Aim: Set the listing down unchanged, minus every embedded image.

Dataset rows:

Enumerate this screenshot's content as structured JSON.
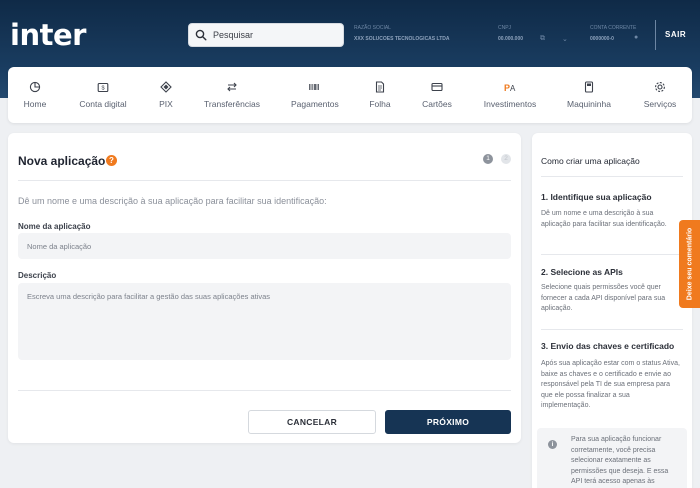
{
  "header": {
    "logo": "inter",
    "search_placeholder": "Pesquisar",
    "account": [
      {
        "label": "RAZÃO SOCIAL",
        "value": "XXX SOLUCOES TECNOLOGICAS LTDA"
      },
      {
        "label": "CNPJ",
        "value": "00.000.000"
      },
      {
        "label": "CONTA CORRENTE",
        "value": "0000000-0"
      }
    ],
    "logout_label": "SAIR"
  },
  "nav": {
    "items": [
      {
        "label": "Home",
        "icon": "pie-chart-icon"
      },
      {
        "label": "Conta digital",
        "icon": "wallet-icon"
      },
      {
        "label": "PIX",
        "icon": "pix-icon"
      },
      {
        "label": "Transferências",
        "icon": "transfer-arrows-icon"
      },
      {
        "label": "Pagamentos",
        "icon": "barcode-icon"
      },
      {
        "label": "Folha",
        "icon": "document-icon"
      },
      {
        "label": "Cartões",
        "icon": "card-icon"
      },
      {
        "label": "Investimentos",
        "icon": "investments-icon"
      },
      {
        "label": "Maquininha",
        "icon": "pos-machine-icon"
      },
      {
        "label": "Serviços",
        "icon": "gear-icon"
      }
    ]
  },
  "form": {
    "title": "Nova aplicação",
    "help_icon": "?",
    "step_current": "1",
    "step_next": "2",
    "intro": "Dê um nome e uma descrição à sua aplicação para facilitar sua identificação:",
    "name_label": "Nome da aplicação",
    "name_placeholder": "Nome da aplicação",
    "desc_label": "Descrição",
    "desc_placeholder": "Escreva uma descrição para facilitar a gestão das suas aplicações ativas",
    "cancel_label": "CANCELAR",
    "next_label": "PRÓXIMO"
  },
  "guide": {
    "title": "Como criar uma aplicação",
    "steps": [
      {
        "heading": "1. Identifique sua aplicação",
        "text": "Dê um nome e uma descrição à sua aplicação para facilitar sua identificação."
      },
      {
        "heading": "2. Selecione as APIs",
        "text": "Selecione quais permissões você quer fornecer a cada API disponível para sua aplicação."
      },
      {
        "heading": "3. Envio das chaves e certificado",
        "text": "Após sua aplicação estar com o status Ativa, baixe as chaves e o certificado e envie ao responsável pela TI de sua empresa para que ele possa finalizar a sua implementação."
      }
    ],
    "info_icon": "i",
    "info": "Para sua aplicação funcionar corretamente, você precisa selecionar exatamente as permissões que deseja. E essa API terá acesso apenas às informações das"
  },
  "feedback_label": "Deixe seu comentário",
  "colors": {
    "brand_orange": "#f07a1e",
    "header_navy": "#0f2a47",
    "primary_button": "#163454"
  }
}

Exercise output:
Enumerate this screenshot's content as structured JSON.
{
  "header": {
    "logo": "inter",
    "search_placeholder": "Pesquisar",
    "account": [
      {
        "label": "RAZÃO SOCIAL",
        "value": "XXX SOLUCOES TECNOLOGICAS LTDA"
      },
      {
        "label": "CNPJ",
        "value": "00.000.000"
      },
      {
        "label": "CONTA CORRENTE",
        "value": "0000000-0"
      }
    ],
    "logout_label": "SAIR"
  },
  "nav": {
    "items": [
      {
        "label": "Home",
        "icon": "pie-chart-icon"
      },
      {
        "label": "Conta digital",
        "icon": "wallet-icon"
      },
      {
        "label": "PIX",
        "icon": "pix-icon"
      },
      {
        "label": "Transferências",
        "icon": "transfer-arrows-icon"
      },
      {
        "label": "Pagamentos",
        "icon": "barcode-icon"
      },
      {
        "label": "Folha",
        "icon": "document-icon"
      },
      {
        "label": "Cartões",
        "icon": "card-icon"
      },
      {
        "label": "Investimentos",
        "icon": "investments-icon"
      },
      {
        "label": "Maquininha",
        "icon": "pos-machine-icon"
      },
      {
        "label": "Serviços",
        "icon": "gear-icon"
      }
    ]
  },
  "form": {
    "title": "Nova aplicação",
    "help_icon": "?",
    "step_current": "1",
    "step_next": "2",
    "intro": "Dê um nome e uma descrição à sua aplicação para facilitar sua identificação:",
    "name_label": "Nome da aplicação",
    "name_placeholder": "Nome da aplicação",
    "desc_label": "Descrição",
    "desc_placeholder": "Escreva uma descrição para facilitar a gestão das suas aplicações ativas",
    "cancel_label": "CANCELAR",
    "next_label": "PRÓXIMO"
  },
  "guide": {
    "title": "Como criar uma aplicação",
    "steps": [
      {
        "heading": "1. Identifique sua aplicação",
        "text": "Dê um nome e uma descrição à sua aplicação para facilitar sua identificação."
      },
      {
        "heading": "2. Selecione as APIs",
        "text": "Selecione quais permissões você quer fornecer a cada API disponível para sua aplicação."
      },
      {
        "heading": "3. Envio das chaves e certificado",
        "text": "Após sua aplicação estar com o status Ativa, baixe as chaves e o certificado e envie ao responsável pela TI de sua empresa para que ele possa finalizar a sua implementação."
      }
    ],
    "info_icon": "i",
    "info": "Para sua aplicação funcionar corretamente, você precisa selecionar exatamente as permissões que deseja. E essa API terá acesso apenas às informações das"
  },
  "feedback_label": "Deixe seu comentário",
  "colors": {
    "brand_orange": "#f07a1e",
    "header_navy": "#0f2a47",
    "primary_button": "#163454"
  }
}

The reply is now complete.